- GIVEN DATA
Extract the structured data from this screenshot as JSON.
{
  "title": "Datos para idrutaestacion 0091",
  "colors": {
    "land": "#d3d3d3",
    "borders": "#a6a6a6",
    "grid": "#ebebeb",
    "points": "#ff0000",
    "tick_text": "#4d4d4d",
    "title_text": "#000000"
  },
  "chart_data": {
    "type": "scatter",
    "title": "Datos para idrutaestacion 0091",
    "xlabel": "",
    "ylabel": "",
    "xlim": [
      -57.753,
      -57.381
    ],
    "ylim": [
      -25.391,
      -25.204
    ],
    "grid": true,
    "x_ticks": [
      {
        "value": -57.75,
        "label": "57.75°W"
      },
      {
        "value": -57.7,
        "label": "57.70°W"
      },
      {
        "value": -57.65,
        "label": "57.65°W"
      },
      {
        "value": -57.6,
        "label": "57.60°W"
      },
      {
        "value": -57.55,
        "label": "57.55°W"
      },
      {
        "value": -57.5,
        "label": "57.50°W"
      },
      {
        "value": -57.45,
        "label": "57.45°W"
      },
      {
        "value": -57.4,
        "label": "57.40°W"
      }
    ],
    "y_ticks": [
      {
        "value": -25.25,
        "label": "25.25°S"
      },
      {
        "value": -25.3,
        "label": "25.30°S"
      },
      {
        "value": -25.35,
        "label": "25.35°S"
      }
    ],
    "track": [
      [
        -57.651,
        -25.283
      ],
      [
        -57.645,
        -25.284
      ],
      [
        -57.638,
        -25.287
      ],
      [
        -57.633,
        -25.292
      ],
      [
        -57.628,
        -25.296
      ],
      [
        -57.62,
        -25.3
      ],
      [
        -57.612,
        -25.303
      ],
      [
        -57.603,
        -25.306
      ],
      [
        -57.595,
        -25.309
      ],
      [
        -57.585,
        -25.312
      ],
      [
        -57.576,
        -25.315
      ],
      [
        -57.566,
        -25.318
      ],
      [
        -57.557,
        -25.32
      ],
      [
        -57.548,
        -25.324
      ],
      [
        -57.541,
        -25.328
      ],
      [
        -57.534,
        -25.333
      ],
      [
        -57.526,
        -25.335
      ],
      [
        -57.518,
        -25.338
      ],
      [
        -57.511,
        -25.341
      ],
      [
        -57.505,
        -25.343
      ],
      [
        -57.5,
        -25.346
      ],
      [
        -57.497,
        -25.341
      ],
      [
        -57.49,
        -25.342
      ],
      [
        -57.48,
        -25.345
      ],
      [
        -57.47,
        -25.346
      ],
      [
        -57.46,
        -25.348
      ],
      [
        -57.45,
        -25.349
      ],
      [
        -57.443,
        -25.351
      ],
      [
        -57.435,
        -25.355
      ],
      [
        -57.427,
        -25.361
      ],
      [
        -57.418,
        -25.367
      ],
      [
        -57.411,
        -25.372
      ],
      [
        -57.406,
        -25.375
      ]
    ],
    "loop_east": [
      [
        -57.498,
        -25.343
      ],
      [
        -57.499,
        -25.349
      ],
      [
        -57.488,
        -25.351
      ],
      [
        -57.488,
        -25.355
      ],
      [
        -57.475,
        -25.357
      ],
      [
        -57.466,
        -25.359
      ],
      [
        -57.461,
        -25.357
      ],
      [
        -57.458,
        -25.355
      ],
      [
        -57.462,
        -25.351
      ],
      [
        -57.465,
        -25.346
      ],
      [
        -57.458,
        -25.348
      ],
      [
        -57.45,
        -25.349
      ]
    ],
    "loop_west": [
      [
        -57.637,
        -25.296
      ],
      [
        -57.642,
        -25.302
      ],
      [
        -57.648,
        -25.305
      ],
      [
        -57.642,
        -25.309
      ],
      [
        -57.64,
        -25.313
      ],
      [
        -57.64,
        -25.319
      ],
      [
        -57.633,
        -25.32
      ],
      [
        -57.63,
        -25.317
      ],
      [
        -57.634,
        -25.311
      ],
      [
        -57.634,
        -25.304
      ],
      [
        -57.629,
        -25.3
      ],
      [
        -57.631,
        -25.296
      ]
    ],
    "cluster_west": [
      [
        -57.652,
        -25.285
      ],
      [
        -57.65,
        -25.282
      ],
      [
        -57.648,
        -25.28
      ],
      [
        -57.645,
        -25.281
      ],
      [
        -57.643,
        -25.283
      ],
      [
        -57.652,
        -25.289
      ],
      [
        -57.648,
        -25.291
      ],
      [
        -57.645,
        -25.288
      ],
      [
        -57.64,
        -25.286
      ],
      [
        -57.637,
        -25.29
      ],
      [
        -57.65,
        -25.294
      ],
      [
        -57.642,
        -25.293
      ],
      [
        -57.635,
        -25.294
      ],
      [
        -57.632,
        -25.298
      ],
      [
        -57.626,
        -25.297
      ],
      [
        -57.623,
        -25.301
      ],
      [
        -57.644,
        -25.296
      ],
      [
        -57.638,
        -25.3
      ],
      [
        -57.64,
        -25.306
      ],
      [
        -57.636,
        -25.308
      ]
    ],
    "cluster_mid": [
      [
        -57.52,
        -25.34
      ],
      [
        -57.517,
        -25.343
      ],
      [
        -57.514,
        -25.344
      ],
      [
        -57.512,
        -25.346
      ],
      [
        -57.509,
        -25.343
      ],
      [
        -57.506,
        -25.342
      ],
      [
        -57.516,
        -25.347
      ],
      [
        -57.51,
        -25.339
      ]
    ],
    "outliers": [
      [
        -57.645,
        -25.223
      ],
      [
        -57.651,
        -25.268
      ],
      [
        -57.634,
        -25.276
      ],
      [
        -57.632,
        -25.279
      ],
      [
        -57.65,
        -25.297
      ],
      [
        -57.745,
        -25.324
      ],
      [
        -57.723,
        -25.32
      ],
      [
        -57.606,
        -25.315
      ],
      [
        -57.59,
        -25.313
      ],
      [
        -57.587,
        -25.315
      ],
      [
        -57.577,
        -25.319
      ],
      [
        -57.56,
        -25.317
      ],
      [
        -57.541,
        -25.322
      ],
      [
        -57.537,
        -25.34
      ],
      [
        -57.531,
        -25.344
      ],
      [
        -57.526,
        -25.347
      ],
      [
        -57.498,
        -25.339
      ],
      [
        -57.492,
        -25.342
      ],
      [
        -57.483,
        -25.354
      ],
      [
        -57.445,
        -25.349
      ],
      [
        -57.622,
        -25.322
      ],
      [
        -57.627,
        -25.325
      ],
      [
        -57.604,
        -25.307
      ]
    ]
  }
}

- STATED GOAL
Repeat the listing in full, keeping every line exactly as it is.

- RESPONSE TO THIS TASK
Extract the structured data from this screenshot as JSON.
{
  "title": "Datos para idrutaestacion 0091",
  "colors": {
    "land": "#d3d3d3",
    "borders": "#a6a6a6",
    "grid": "#ebebeb",
    "points": "#ff0000",
    "tick_text": "#4d4d4d",
    "title_text": "#000000"
  },
  "chart_data": {
    "type": "scatter",
    "title": "Datos para idrutaestacion 0091",
    "xlabel": "",
    "ylabel": "",
    "xlim": [
      -57.753,
      -57.381
    ],
    "ylim": [
      -25.391,
      -25.204
    ],
    "grid": true,
    "x_ticks": [
      {
        "value": -57.75,
        "label": "57.75°W"
      },
      {
        "value": -57.7,
        "label": "57.70°W"
      },
      {
        "value": -57.65,
        "label": "57.65°W"
      },
      {
        "value": -57.6,
        "label": "57.60°W"
      },
      {
        "value": -57.55,
        "label": "57.55°W"
      },
      {
        "value": -57.5,
        "label": "57.50°W"
      },
      {
        "value": -57.45,
        "label": "57.45°W"
      },
      {
        "value": -57.4,
        "label": "57.40°W"
      }
    ],
    "y_ticks": [
      {
        "value": -25.25,
        "label": "25.25°S"
      },
      {
        "value": -25.3,
        "label": "25.30°S"
      },
      {
        "value": -25.35,
        "label": "25.35°S"
      }
    ],
    "track": [
      [
        -57.651,
        -25.283
      ],
      [
        -57.645,
        -25.284
      ],
      [
        -57.638,
        -25.287
      ],
      [
        -57.633,
        -25.292
      ],
      [
        -57.628,
        -25.296
      ],
      [
        -57.62,
        -25.3
      ],
      [
        -57.612,
        -25.303
      ],
      [
        -57.603,
        -25.306
      ],
      [
        -57.595,
        -25.309
      ],
      [
        -57.585,
        -25.312
      ],
      [
        -57.576,
        -25.315
      ],
      [
        -57.566,
        -25.318
      ],
      [
        -57.557,
        -25.32
      ],
      [
        -57.548,
        -25.324
      ],
      [
        -57.541,
        -25.328
      ],
      [
        -57.534,
        -25.333
      ],
      [
        -57.526,
        -25.335
      ],
      [
        -57.518,
        -25.338
      ],
      [
        -57.511,
        -25.341
      ],
      [
        -57.505,
        -25.343
      ],
      [
        -57.5,
        -25.346
      ],
      [
        -57.497,
        -25.341
      ],
      [
        -57.49,
        -25.342
      ],
      [
        -57.48,
        -25.345
      ],
      [
        -57.47,
        -25.346
      ],
      [
        -57.46,
        -25.348
      ],
      [
        -57.45,
        -25.349
      ],
      [
        -57.443,
        -25.351
      ],
      [
        -57.435,
        -25.355
      ],
      [
        -57.427,
        -25.361
      ],
      [
        -57.418,
        -25.367
      ],
      [
        -57.411,
        -25.372
      ],
      [
        -57.406,
        -25.375
      ]
    ],
    "loop_east": [
      [
        -57.498,
        -25.343
      ],
      [
        -57.499,
        -25.349
      ],
      [
        -57.488,
        -25.351
      ],
      [
        -57.488,
        -25.355
      ],
      [
        -57.475,
        -25.357
      ],
      [
        -57.466,
        -25.359
      ],
      [
        -57.461,
        -25.357
      ],
      [
        -57.458,
        -25.355
      ],
      [
        -57.462,
        -25.351
      ],
      [
        -57.465,
        -25.346
      ],
      [
        -57.458,
        -25.348
      ],
      [
        -57.45,
        -25.349
      ]
    ],
    "loop_west": [
      [
        -57.637,
        -25.296
      ],
      [
        -57.642,
        -25.302
      ],
      [
        -57.648,
        -25.305
      ],
      [
        -57.642,
        -25.309
      ],
      [
        -57.64,
        -25.313
      ],
      [
        -57.64,
        -25.319
      ],
      [
        -57.633,
        -25.32
      ],
      [
        -57.63,
        -25.317
      ],
      [
        -57.634,
        -25.311
      ],
      [
        -57.634,
        -25.304
      ],
      [
        -57.629,
        -25.3
      ],
      [
        -57.631,
        -25.296
      ]
    ],
    "cluster_west": [
      [
        -57.652,
        -25.285
      ],
      [
        -57.65,
        -25.282
      ],
      [
        -57.648,
        -25.28
      ],
      [
        -57.645,
        -25.281
      ],
      [
        -57.643,
        -25.283
      ],
      [
        -57.652,
        -25.289
      ],
      [
        -57.648,
        -25.291
      ],
      [
        -57.645,
        -25.288
      ],
      [
        -57.64,
        -25.286
      ],
      [
        -57.637,
        -25.29
      ],
      [
        -57.65,
        -25.294
      ],
      [
        -57.642,
        -25.293
      ],
      [
        -57.635,
        -25.294
      ],
      [
        -57.632,
        -25.298
      ],
      [
        -57.626,
        -25.297
      ],
      [
        -57.623,
        -25.301
      ],
      [
        -57.644,
        -25.296
      ],
      [
        -57.638,
        -25.3
      ],
      [
        -57.64,
        -25.306
      ],
      [
        -57.636,
        -25.308
      ]
    ],
    "cluster_mid": [
      [
        -57.52,
        -25.34
      ],
      [
        -57.517,
        -25.343
      ],
      [
        -57.514,
        -25.344
      ],
      [
        -57.512,
        -25.346
      ],
      [
        -57.509,
        -25.343
      ],
      [
        -57.506,
        -25.342
      ],
      [
        -57.516,
        -25.347
      ],
      [
        -57.51,
        -25.339
      ]
    ],
    "outliers": [
      [
        -57.645,
        -25.223
      ],
      [
        -57.651,
        -25.268
      ],
      [
        -57.634,
        -25.276
      ],
      [
        -57.632,
        -25.279
      ],
      [
        -57.65,
        -25.297
      ],
      [
        -57.745,
        -25.324
      ],
      [
        -57.723,
        -25.32
      ],
      [
        -57.606,
        -25.315
      ],
      [
        -57.59,
        -25.313
      ],
      [
        -57.587,
        -25.315
      ],
      [
        -57.577,
        -25.319
      ],
      [
        -57.56,
        -25.317
      ],
      [
        -57.541,
        -25.322
      ],
      [
        -57.537,
        -25.34
      ],
      [
        -57.531,
        -25.344
      ],
      [
        -57.526,
        -25.347
      ],
      [
        -57.498,
        -25.339
      ],
      [
        -57.492,
        -25.342
      ],
      [
        -57.483,
        -25.354
      ],
      [
        -57.445,
        -25.349
      ],
      [
        -57.622,
        -25.322
      ],
      [
        -57.627,
        -25.325
      ],
      [
        -57.604,
        -25.307
      ]
    ]
  }
}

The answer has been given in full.